** Dataset **
• • •

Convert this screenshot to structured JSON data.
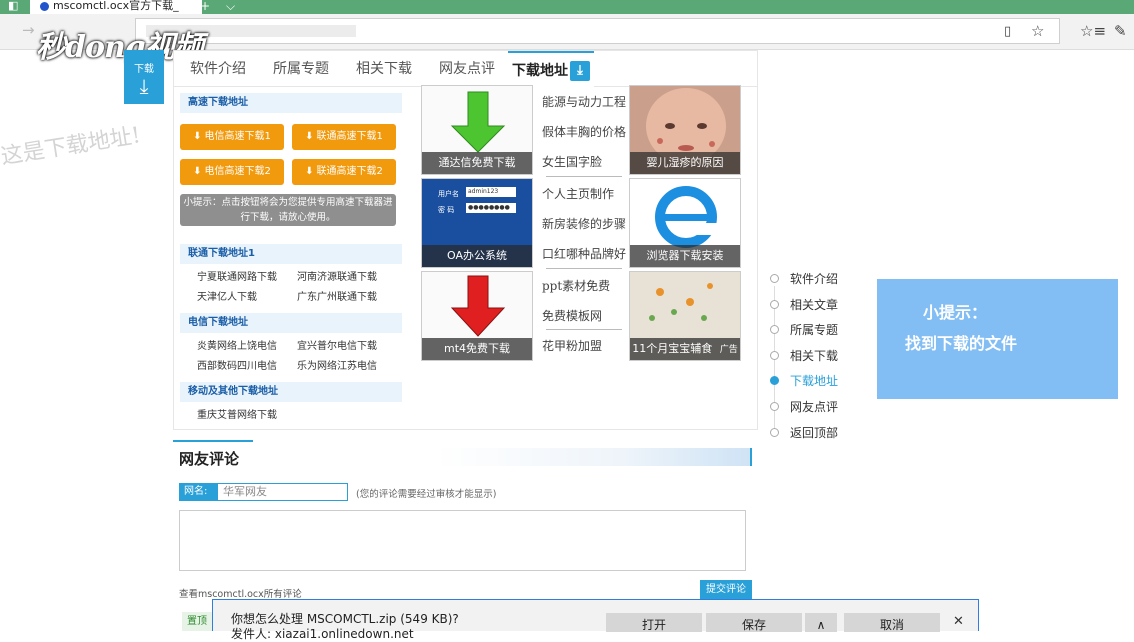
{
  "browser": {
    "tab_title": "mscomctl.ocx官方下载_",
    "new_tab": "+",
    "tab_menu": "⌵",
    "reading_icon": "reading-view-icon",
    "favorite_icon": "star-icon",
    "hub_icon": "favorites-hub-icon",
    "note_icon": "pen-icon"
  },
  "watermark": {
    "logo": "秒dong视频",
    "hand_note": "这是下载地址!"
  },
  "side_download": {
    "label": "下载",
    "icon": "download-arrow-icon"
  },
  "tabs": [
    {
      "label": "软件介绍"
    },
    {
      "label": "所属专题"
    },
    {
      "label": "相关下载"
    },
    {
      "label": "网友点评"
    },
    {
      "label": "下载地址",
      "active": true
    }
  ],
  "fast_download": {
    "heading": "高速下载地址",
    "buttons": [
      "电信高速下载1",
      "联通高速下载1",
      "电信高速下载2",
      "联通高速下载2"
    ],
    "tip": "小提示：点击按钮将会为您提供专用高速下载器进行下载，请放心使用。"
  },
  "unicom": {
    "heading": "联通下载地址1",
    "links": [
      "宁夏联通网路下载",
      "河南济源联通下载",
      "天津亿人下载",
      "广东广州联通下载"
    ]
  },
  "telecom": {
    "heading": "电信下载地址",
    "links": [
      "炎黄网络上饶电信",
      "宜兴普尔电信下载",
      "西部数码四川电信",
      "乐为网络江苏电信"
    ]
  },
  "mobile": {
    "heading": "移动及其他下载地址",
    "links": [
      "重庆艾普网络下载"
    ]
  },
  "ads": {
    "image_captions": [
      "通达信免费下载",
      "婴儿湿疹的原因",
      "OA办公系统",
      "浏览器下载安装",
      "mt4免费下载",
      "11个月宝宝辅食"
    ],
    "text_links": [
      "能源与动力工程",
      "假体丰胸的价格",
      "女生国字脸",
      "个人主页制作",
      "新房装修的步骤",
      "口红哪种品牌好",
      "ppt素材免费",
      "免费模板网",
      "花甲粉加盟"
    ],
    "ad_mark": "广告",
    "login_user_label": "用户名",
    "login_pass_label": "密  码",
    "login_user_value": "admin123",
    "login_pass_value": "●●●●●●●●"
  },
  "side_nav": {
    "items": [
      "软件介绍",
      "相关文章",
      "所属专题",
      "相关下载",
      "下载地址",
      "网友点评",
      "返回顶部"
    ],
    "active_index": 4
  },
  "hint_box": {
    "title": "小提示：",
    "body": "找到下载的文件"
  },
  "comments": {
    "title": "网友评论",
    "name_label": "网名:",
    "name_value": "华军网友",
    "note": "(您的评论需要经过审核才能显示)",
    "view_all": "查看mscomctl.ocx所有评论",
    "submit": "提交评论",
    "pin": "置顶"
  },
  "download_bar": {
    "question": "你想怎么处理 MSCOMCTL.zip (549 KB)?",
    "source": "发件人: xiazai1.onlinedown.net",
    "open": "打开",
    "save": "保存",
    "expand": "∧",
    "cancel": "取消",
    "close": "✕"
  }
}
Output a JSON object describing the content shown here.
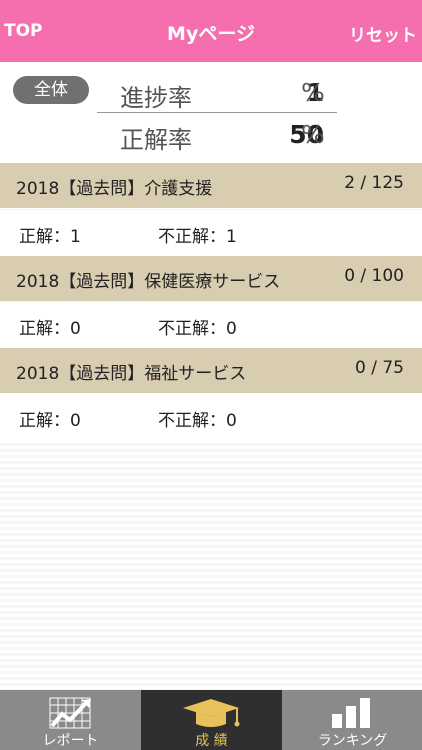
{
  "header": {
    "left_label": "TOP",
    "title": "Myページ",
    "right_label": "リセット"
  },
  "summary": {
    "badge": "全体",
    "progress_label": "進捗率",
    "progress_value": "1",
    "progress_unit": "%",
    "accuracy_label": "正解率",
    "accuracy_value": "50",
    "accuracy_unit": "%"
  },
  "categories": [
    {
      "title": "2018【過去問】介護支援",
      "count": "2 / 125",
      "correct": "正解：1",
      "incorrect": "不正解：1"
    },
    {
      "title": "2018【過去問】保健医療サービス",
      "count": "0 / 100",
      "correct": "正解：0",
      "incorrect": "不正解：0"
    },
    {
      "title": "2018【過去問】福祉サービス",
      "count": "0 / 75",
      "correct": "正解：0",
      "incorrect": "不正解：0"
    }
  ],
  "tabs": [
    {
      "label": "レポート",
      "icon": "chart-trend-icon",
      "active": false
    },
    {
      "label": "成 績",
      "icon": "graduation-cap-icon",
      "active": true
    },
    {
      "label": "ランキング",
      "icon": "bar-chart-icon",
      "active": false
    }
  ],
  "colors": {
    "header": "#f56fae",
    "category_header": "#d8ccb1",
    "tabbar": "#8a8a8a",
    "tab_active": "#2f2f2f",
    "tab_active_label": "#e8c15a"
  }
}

• • •

** Request **
Copy the listing exactly. Any image in it stays out of the copy.

** Answer for this exercise **
Convert this screenshot to structured JSON data.
{
  "browser": {
    "tab_title": "mscomctl.ocx官方下载_",
    "new_tab": "+",
    "tab_menu": "⌵",
    "reading_icon": "reading-view-icon",
    "favorite_icon": "star-icon",
    "hub_icon": "favorites-hub-icon",
    "note_icon": "pen-icon"
  },
  "watermark": {
    "logo": "秒dong视频",
    "hand_note": "这是下载地址!"
  },
  "side_download": {
    "label": "下载",
    "icon": "download-arrow-icon"
  },
  "tabs": [
    {
      "label": "软件介绍"
    },
    {
      "label": "所属专题"
    },
    {
      "label": "相关下载"
    },
    {
      "label": "网友点评"
    },
    {
      "label": "下载地址",
      "active": true
    }
  ],
  "fast_download": {
    "heading": "高速下载地址",
    "buttons": [
      "电信高速下载1",
      "联通高速下载1",
      "电信高速下载2",
      "联通高速下载2"
    ],
    "tip": "小提示：点击按钮将会为您提供专用高速下载器进行下载，请放心使用。"
  },
  "unicom": {
    "heading": "联通下载地址1",
    "links": [
      "宁夏联通网路下载",
      "河南济源联通下载",
      "天津亿人下载",
      "广东广州联通下载"
    ]
  },
  "telecom": {
    "heading": "电信下载地址",
    "links": [
      "炎黄网络上饶电信",
      "宜兴普尔电信下载",
      "西部数码四川电信",
      "乐为网络江苏电信"
    ]
  },
  "mobile": {
    "heading": "移动及其他下载地址",
    "links": [
      "重庆艾普网络下载"
    ]
  },
  "ads": {
    "image_captions": [
      "通达信免费下载",
      "婴儿湿疹的原因",
      "OA办公系统",
      "浏览器下载安装",
      "mt4免费下载",
      "11个月宝宝辅食"
    ],
    "text_links": [
      "能源与动力工程",
      "假体丰胸的价格",
      "女生国字脸",
      "个人主页制作",
      "新房装修的步骤",
      "口红哪种品牌好",
      "ppt素材免费",
      "免费模板网",
      "花甲粉加盟"
    ],
    "ad_mark": "广告",
    "login_user_label": "用户名",
    "login_pass_label": "密  码",
    "login_user_value": "admin123",
    "login_pass_value": "●●●●●●●●"
  },
  "side_nav": {
    "items": [
      "软件介绍",
      "相关文章",
      "所属专题",
      "相关下载",
      "下载地址",
      "网友点评",
      "返回顶部"
    ],
    "active_index": 4
  },
  "hint_box": {
    "title": "小提示：",
    "body": "找到下载的文件"
  },
  "comments": {
    "title": "网友评论",
    "name_label": "网名:",
    "name_value": "华军网友",
    "note": "(您的评论需要经过审核才能显示)",
    "view_all": "查看mscomctl.ocx所有评论",
    "submit": "提交评论",
    "pin": "置顶"
  },
  "download_bar": {
    "question": "你想怎么处理 MSCOMCTL.zip (549 KB)?",
    "source": "发件人: xiazai1.onlinedown.net",
    "open": "打开",
    "save": "保存",
    "expand": "∧",
    "cancel": "取消",
    "close": "✕"
  }
}
Output a JSON object describing the content shown here.
{
  "header": {
    "left_label": "TOP",
    "title": "Myページ",
    "right_label": "リセット"
  },
  "summary": {
    "badge": "全体",
    "progress_label": "進捗率",
    "progress_value": "1",
    "progress_unit": "%",
    "accuracy_label": "正解率",
    "accuracy_value": "50",
    "accuracy_unit": "%"
  },
  "categories": [
    {
      "title": "2018【過去問】介護支援",
      "count": "2 / 125",
      "correct": "正解：1",
      "incorrect": "不正解：1"
    },
    {
      "title": "2018【過去問】保健医療サービス",
      "count": "0 / 100",
      "correct": "正解：0",
      "incorrect": "不正解：0"
    },
    {
      "title": "2018【過去問】福祉サービス",
      "count": "0 / 75",
      "correct": "正解：0",
      "incorrect": "不正解：0"
    }
  ],
  "tabs": [
    {
      "label": "レポート",
      "icon": "chart-trend-icon",
      "active": false
    },
    {
      "label": "成 績",
      "icon": "graduation-cap-icon",
      "active": true
    },
    {
      "label": "ランキング",
      "icon": "bar-chart-icon",
      "active": false
    }
  ],
  "colors": {
    "header": "#f56fae",
    "category_header": "#d8ccb1",
    "tabbar": "#8a8a8a",
    "tab_active": "#2f2f2f",
    "tab_active_label": "#e8c15a"
  }
}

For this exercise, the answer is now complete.